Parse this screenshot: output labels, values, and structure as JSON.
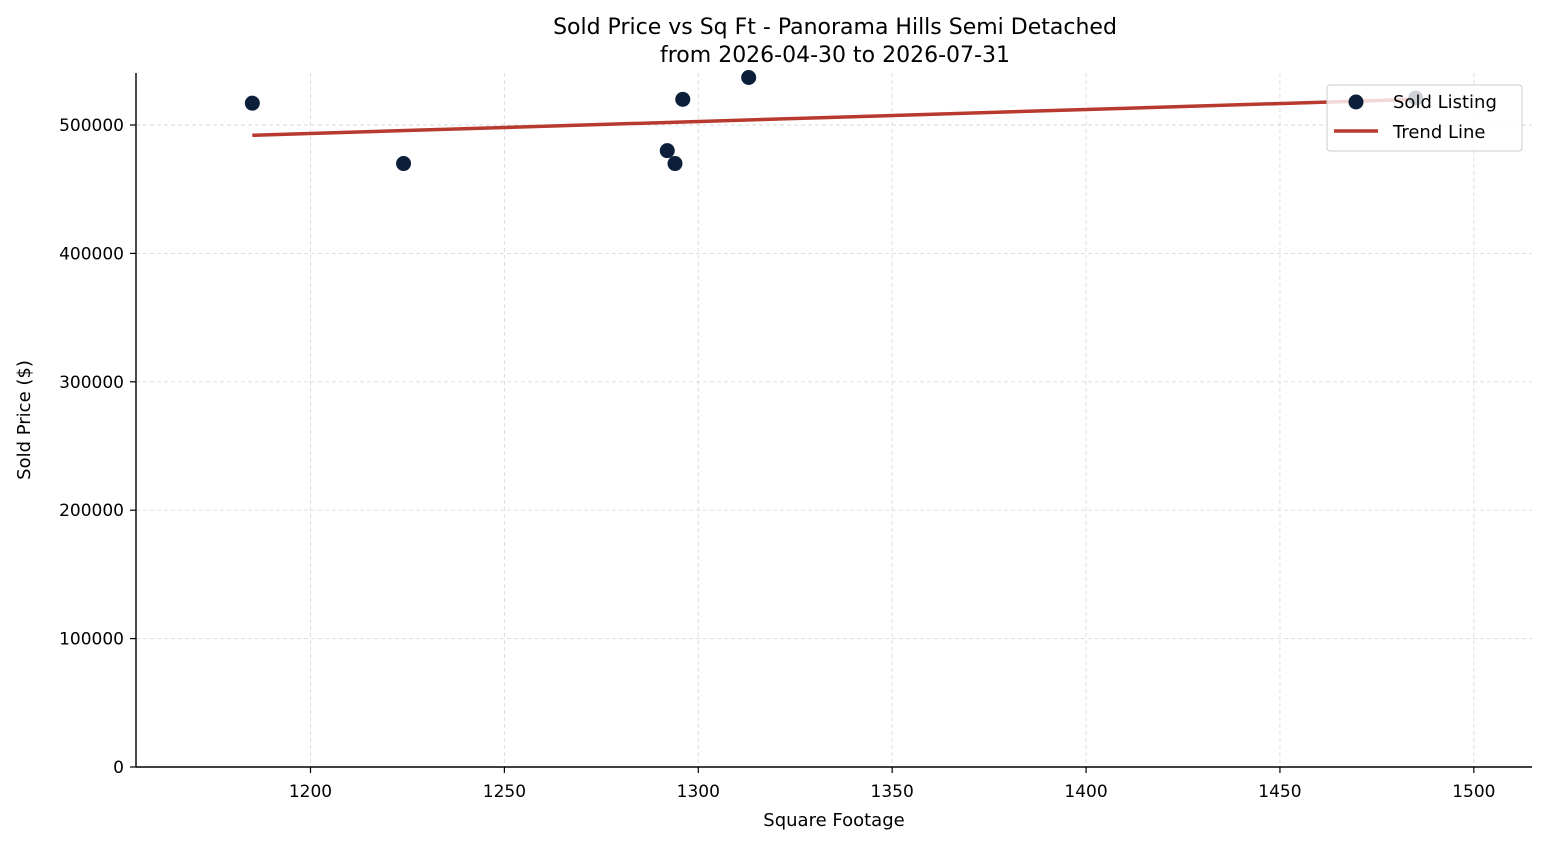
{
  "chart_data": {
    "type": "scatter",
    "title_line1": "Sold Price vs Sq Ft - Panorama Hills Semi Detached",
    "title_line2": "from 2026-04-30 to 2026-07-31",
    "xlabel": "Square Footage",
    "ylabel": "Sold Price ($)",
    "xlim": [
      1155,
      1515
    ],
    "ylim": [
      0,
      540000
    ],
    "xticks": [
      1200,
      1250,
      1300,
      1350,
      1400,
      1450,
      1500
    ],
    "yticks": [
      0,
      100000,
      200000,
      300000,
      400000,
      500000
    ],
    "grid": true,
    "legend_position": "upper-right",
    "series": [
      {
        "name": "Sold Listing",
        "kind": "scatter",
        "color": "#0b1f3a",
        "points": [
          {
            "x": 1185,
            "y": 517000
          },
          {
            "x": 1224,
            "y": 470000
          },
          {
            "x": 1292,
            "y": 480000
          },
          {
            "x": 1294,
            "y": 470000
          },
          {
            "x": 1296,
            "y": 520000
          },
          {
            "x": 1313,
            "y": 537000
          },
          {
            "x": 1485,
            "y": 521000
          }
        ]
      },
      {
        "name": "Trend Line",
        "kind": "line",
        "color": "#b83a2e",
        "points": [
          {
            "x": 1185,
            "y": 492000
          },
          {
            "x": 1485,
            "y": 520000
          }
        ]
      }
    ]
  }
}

=-=-=-=-=

Lines containing "Sold" are to be counted. State the total and add nothing.

3